Trecho selecionado →
Folha de S. Paulo


Análise

Acuado, Trump escolheu lugar seguro para continuar atirando

O que deveria fazer um presidente para tentar reverter seu momento de maior isolamento político em meio a uma profunda divisão no país?

Trabalhar nos bastidores para restabelecer um mínimo apoio de aliados? Enviar uma mensagem cuidadosa sobre a necessidade de união?

Donald Trump preferiu continuar atirando.

Escolheu o único lugar onde, aparentemente, ainda se sente confortável -um palanque de comício, com um público controlado de simpatizantes- para atacar a mídia, políticos de seu partido e manifestantes contrários a ele em mais de uma hora de discurso em Phoenix, no Arizona, na noite de terça (22).

Tarefa proposta 1 →
Copie fielmente as linhas dos registros, começando pela linha que contém "legend-swatch-reference [1551, 58, 1617, 95]" e seguindo até a linha que contém "y-tick-mark-right [1156, 792, 1169, 795]", ambas incluídas.

Lista de dados →
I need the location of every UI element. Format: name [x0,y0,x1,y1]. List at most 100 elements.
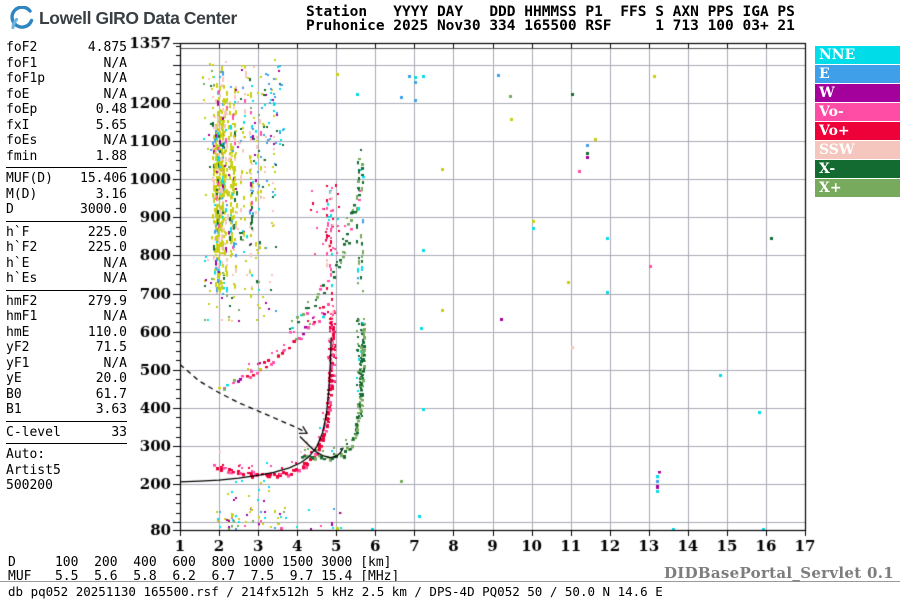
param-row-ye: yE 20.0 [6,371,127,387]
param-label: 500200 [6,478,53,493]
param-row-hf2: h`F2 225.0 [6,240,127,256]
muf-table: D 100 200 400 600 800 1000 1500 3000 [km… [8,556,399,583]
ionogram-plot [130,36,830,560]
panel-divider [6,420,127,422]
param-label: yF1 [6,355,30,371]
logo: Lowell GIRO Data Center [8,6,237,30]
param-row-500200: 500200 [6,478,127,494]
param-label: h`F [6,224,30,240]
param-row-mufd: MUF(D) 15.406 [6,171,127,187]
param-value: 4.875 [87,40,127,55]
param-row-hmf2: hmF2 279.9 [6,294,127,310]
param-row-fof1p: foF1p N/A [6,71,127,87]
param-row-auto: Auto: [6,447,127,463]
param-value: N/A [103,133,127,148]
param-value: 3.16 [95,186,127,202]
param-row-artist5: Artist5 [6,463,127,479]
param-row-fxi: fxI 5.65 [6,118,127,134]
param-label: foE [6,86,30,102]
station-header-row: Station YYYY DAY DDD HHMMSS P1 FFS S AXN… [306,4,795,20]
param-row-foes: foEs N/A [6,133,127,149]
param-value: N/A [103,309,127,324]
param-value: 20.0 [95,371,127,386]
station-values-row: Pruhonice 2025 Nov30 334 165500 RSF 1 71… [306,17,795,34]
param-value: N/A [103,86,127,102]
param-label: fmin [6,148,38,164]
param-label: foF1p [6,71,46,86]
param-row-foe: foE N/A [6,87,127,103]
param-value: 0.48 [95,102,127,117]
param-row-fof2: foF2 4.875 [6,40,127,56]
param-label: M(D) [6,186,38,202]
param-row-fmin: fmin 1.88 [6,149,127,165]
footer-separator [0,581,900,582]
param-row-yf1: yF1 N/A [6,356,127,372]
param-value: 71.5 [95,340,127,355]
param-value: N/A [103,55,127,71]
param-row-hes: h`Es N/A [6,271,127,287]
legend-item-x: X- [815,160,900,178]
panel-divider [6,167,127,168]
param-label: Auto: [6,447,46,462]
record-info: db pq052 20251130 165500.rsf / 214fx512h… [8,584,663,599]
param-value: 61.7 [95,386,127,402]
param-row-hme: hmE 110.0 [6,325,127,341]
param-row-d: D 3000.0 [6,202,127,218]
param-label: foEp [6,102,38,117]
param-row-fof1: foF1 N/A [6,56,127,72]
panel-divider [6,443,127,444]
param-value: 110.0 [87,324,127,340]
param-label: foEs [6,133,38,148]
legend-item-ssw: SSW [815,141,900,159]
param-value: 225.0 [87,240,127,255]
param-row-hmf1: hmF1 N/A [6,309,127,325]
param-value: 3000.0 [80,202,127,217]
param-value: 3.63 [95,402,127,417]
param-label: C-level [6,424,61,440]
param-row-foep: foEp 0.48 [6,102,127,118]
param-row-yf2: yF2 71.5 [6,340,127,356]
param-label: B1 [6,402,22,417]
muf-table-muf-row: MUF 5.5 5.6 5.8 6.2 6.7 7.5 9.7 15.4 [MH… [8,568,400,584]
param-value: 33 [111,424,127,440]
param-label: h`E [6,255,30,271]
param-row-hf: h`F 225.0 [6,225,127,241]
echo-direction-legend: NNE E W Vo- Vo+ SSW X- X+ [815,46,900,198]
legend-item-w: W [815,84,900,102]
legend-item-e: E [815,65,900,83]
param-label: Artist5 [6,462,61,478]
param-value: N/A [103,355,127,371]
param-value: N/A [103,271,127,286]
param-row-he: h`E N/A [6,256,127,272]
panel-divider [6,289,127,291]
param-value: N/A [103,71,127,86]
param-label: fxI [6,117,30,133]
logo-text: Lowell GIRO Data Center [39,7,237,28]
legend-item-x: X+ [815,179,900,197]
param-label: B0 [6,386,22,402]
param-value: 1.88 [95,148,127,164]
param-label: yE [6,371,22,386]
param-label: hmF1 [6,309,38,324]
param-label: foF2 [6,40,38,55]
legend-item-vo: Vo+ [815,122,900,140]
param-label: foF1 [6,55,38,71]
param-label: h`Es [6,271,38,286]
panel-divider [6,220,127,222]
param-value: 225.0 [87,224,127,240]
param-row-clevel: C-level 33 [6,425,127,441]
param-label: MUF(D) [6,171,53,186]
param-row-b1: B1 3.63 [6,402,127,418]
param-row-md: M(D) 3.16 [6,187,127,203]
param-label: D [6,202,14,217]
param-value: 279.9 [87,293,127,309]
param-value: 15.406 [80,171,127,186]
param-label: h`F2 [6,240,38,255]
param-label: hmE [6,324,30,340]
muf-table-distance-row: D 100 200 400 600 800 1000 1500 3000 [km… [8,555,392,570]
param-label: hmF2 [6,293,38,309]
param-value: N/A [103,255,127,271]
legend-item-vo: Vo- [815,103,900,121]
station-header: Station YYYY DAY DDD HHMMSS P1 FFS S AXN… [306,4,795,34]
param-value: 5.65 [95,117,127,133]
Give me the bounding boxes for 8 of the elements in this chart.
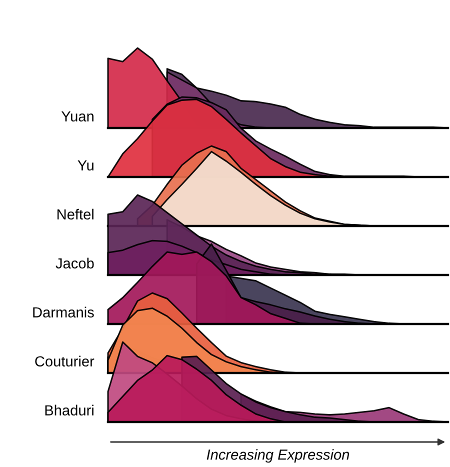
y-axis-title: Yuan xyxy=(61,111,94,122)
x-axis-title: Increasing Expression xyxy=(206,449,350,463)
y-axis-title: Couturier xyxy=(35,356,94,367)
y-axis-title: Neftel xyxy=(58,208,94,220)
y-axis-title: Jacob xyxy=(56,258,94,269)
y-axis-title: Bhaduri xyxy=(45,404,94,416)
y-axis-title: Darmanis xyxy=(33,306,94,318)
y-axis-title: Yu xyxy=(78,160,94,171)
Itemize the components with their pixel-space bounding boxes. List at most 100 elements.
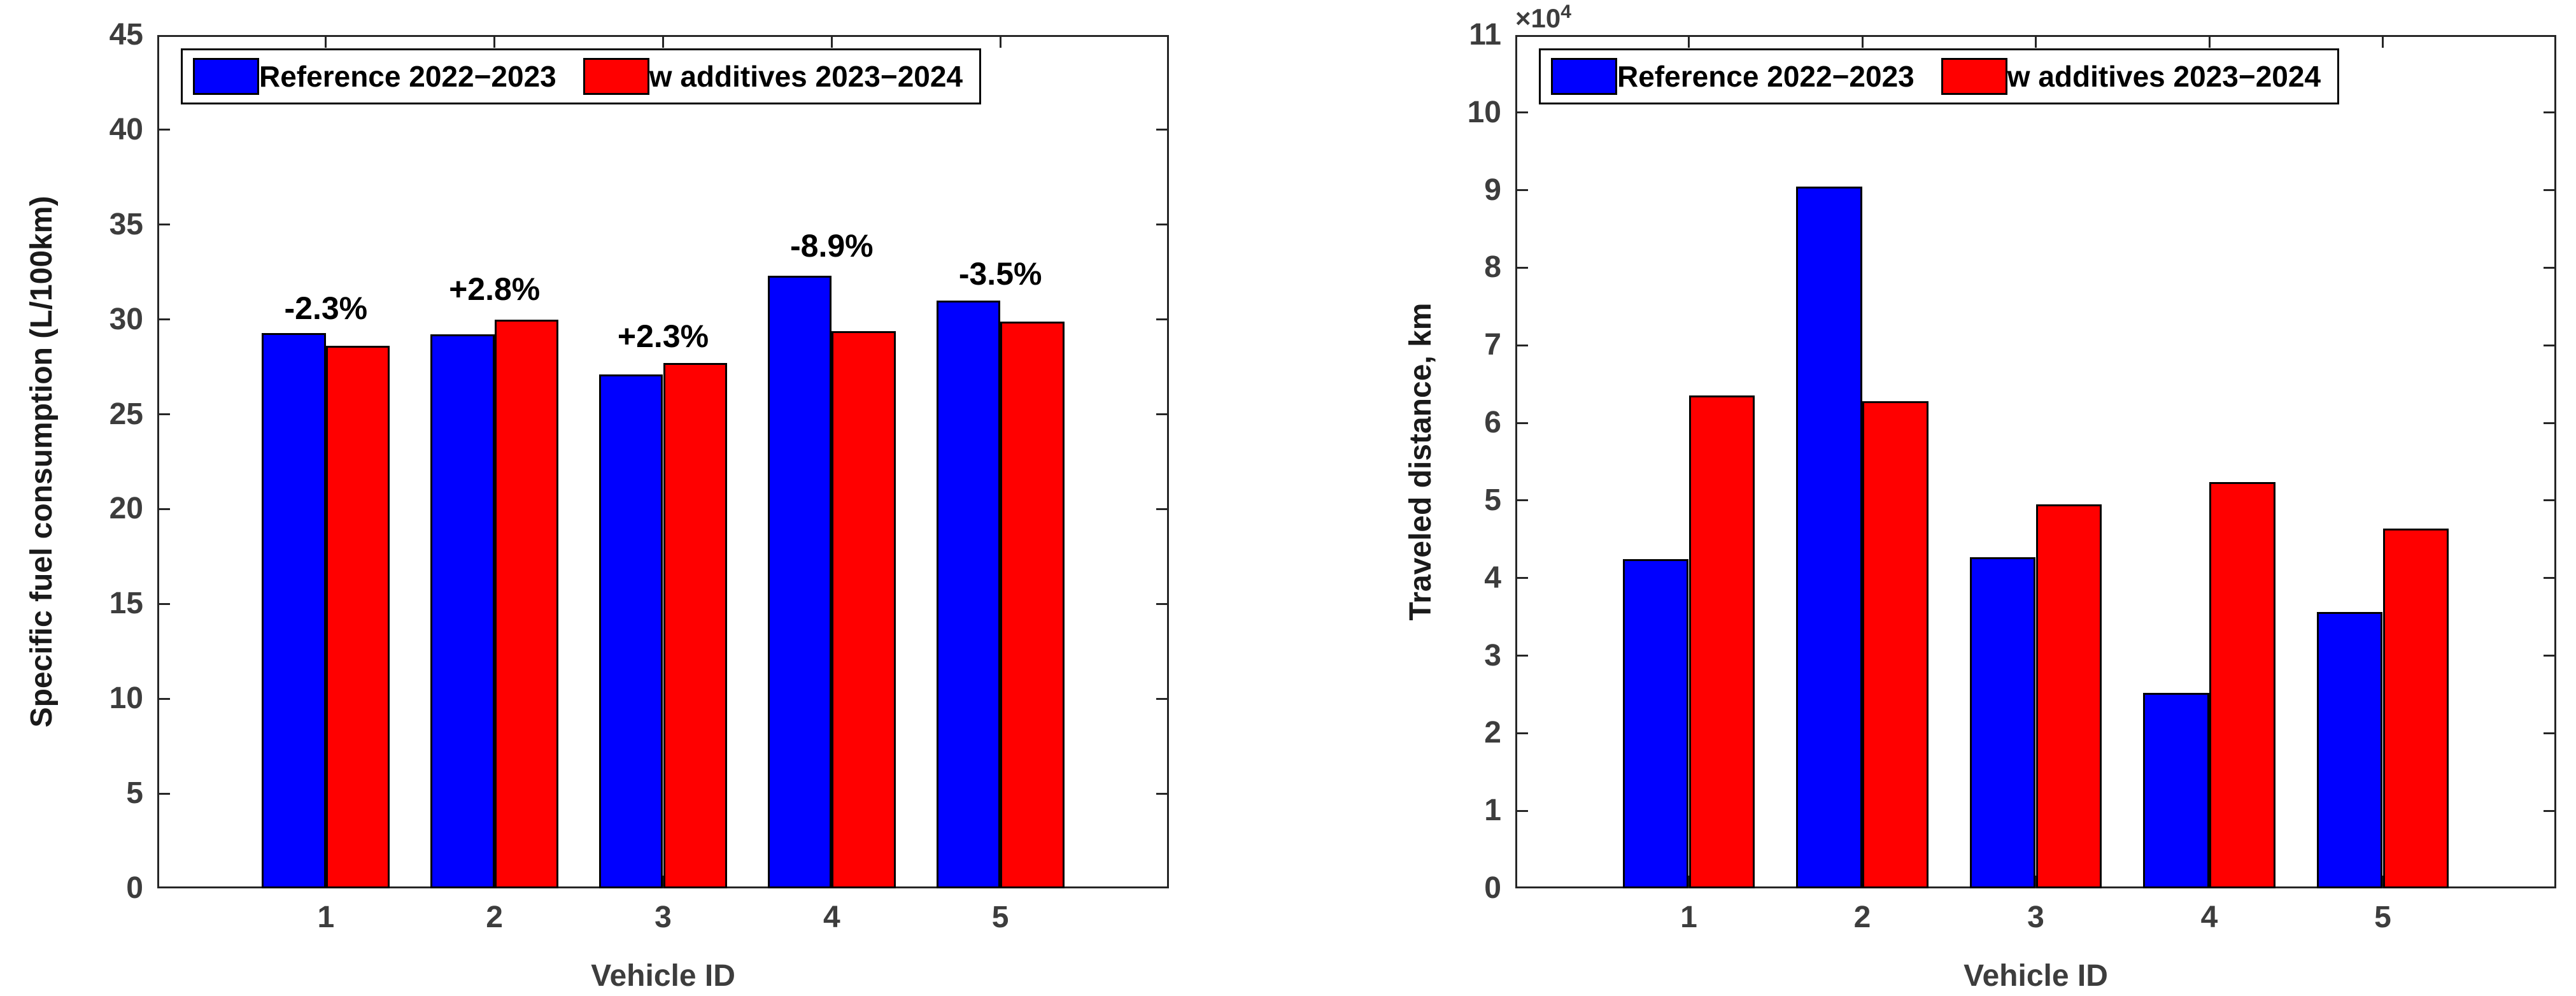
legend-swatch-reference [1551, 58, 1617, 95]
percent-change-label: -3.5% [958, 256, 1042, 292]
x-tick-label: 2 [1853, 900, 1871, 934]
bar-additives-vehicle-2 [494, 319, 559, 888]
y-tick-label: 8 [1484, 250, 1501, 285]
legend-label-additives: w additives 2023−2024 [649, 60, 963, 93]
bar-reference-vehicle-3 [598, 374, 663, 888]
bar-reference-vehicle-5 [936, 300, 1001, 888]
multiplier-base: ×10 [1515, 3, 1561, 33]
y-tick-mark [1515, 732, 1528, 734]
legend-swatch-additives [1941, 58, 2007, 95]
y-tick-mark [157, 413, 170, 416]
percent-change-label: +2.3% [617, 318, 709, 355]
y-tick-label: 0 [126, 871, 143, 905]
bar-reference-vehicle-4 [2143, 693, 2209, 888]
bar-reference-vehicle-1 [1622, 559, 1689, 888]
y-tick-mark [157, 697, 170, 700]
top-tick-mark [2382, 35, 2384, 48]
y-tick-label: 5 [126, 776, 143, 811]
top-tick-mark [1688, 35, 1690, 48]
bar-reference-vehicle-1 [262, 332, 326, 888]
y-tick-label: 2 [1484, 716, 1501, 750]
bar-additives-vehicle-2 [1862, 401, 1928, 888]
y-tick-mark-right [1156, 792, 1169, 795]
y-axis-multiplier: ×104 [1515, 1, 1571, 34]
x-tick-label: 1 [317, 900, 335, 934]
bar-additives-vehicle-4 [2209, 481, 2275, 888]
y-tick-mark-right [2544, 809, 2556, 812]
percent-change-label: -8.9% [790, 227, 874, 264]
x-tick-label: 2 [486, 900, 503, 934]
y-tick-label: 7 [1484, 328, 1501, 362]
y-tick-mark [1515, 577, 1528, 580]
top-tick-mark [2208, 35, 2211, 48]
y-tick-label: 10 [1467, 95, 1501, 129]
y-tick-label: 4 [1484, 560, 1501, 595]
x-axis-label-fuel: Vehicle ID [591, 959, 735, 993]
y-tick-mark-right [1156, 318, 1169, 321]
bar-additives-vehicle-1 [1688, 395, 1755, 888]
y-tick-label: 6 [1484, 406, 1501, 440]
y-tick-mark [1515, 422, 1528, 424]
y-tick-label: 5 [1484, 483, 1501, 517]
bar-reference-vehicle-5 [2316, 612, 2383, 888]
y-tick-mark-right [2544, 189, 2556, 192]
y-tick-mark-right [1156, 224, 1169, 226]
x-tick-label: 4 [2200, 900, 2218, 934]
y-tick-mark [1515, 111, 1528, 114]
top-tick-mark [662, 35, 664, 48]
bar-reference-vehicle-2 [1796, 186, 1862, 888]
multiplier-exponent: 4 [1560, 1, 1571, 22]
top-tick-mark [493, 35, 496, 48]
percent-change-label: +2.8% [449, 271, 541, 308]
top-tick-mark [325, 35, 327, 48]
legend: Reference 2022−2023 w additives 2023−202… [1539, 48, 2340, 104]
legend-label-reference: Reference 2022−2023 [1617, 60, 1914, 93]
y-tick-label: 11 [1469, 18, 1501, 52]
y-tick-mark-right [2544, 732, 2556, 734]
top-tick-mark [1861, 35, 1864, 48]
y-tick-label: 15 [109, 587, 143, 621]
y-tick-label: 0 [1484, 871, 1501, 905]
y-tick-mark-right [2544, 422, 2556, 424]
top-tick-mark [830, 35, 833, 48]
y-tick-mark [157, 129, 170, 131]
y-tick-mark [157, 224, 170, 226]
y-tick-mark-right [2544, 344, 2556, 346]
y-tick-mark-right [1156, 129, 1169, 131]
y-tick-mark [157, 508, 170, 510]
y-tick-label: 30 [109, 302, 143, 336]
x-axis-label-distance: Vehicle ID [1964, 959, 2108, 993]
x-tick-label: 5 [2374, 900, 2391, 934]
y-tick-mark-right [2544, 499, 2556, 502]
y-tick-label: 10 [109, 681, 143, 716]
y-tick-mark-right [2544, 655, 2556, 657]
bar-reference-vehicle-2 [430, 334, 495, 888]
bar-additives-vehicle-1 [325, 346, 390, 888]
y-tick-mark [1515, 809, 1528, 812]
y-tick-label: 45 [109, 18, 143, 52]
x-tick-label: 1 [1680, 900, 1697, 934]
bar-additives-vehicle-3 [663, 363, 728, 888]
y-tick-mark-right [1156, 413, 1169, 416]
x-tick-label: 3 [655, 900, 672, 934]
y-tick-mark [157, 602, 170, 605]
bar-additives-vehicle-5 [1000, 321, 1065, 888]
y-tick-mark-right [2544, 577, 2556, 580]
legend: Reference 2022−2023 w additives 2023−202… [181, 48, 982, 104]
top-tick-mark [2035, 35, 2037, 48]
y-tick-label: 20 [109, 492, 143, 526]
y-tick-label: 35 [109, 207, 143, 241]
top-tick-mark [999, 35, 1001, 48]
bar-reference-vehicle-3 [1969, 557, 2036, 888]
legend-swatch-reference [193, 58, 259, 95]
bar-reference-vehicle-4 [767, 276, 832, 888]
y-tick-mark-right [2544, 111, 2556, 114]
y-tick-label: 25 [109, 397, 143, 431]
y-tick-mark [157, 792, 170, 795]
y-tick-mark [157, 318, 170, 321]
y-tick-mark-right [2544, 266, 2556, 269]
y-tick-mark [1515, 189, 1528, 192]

* * *

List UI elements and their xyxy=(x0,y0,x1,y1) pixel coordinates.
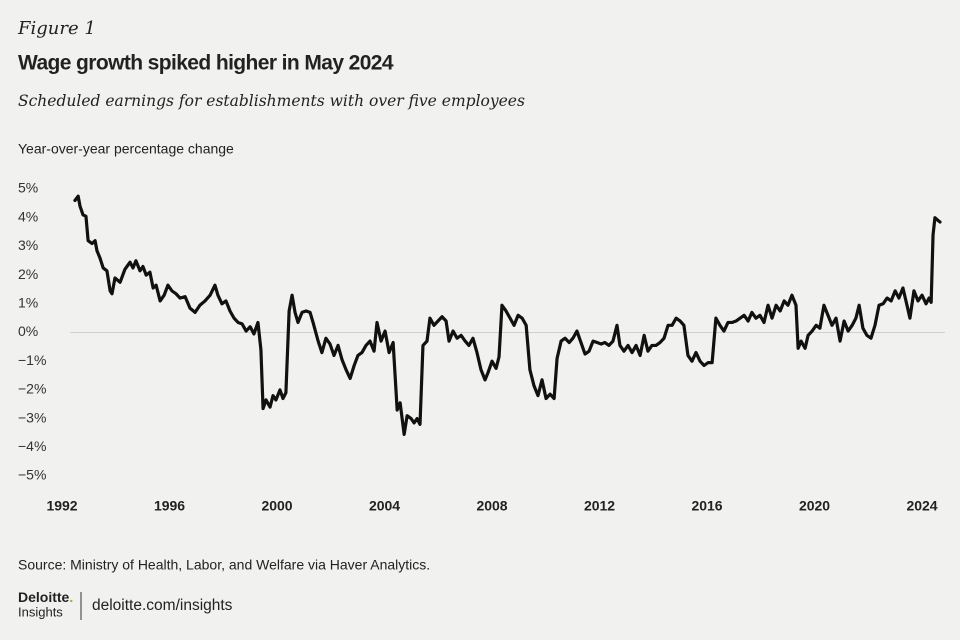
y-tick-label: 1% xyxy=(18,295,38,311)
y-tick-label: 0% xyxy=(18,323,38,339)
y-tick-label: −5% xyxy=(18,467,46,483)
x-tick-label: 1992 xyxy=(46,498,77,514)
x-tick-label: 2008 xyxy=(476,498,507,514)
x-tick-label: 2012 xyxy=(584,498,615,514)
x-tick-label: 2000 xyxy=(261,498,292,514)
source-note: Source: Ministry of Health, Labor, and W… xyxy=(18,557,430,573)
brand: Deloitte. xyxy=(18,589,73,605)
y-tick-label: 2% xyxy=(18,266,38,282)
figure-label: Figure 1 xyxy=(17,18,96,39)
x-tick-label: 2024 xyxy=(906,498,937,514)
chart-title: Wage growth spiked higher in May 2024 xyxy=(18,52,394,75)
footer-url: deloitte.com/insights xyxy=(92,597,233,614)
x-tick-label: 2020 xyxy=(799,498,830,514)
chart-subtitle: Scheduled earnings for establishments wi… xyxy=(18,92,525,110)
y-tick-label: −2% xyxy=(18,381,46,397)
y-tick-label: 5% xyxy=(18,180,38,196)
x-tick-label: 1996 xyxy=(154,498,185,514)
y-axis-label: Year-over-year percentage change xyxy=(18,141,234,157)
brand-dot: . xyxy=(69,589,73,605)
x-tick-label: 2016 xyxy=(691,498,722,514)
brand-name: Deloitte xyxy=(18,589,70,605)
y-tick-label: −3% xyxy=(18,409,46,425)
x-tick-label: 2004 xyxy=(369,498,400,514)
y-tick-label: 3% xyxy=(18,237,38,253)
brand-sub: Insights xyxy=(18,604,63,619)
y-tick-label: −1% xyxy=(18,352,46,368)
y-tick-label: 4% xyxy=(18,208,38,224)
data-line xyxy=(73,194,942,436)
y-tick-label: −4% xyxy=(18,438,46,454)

Tarefa proposta 2 →
Traduza para o inglês esta frase do trecho selecionado: "O que deveria fazer um presidente para tentar reverter seu momento de maior isolamento político em meio a uma profunda divisão no país?"

Resultado da tarefa 1 →
legend-swatch-reference [1551, 58, 1617, 95]
percent-change-label: -3.5% [958, 256, 1042, 292]
x-tick-label: 2 [1853, 900, 1871, 934]
bar-additives-vehicle-2 [494, 319, 559, 888]
y-tick-label: 8 [1484, 250, 1501, 285]
legend-label-additives: w additives 2023−2024 [649, 60, 963, 93]
bar-reference-vehicle-3 [598, 374, 663, 888]
bar-reference-vehicle-5 [936, 300, 1001, 888]
multiplier-base: ×10 [1515, 3, 1561, 33]
y-tick-mark [1515, 732, 1528, 734]
legend-swatch-additives [1941, 58, 2007, 95]
y-tick-mark [157, 413, 170, 416]
percent-change-label: +2.3% [617, 318, 709, 355]
y-tick-label: 0 [126, 871, 143, 905]
bar-reference-vehicle-4 [2143, 693, 2209, 888]
bar-reference-vehicle-1 [1622, 559, 1689, 888]
y-tick-mark [157, 697, 170, 700]
top-tick-mark [2382, 35, 2384, 48]
y-tick-label: 5 [126, 776, 143, 811]
top-tick-mark [1688, 35, 1690, 48]
bar-reference-vehicle-1 [262, 332, 326, 888]
y-tick-label: 2 [1484, 716, 1501, 750]
bar-additives-vehicle-2 [1862, 401, 1928, 888]
y-tick-mark-right [1156, 792, 1169, 795]

Resultado da tarefa 2 →
What should a president do to try to reverse his moment of greatest political isolation amid a deep division in the country?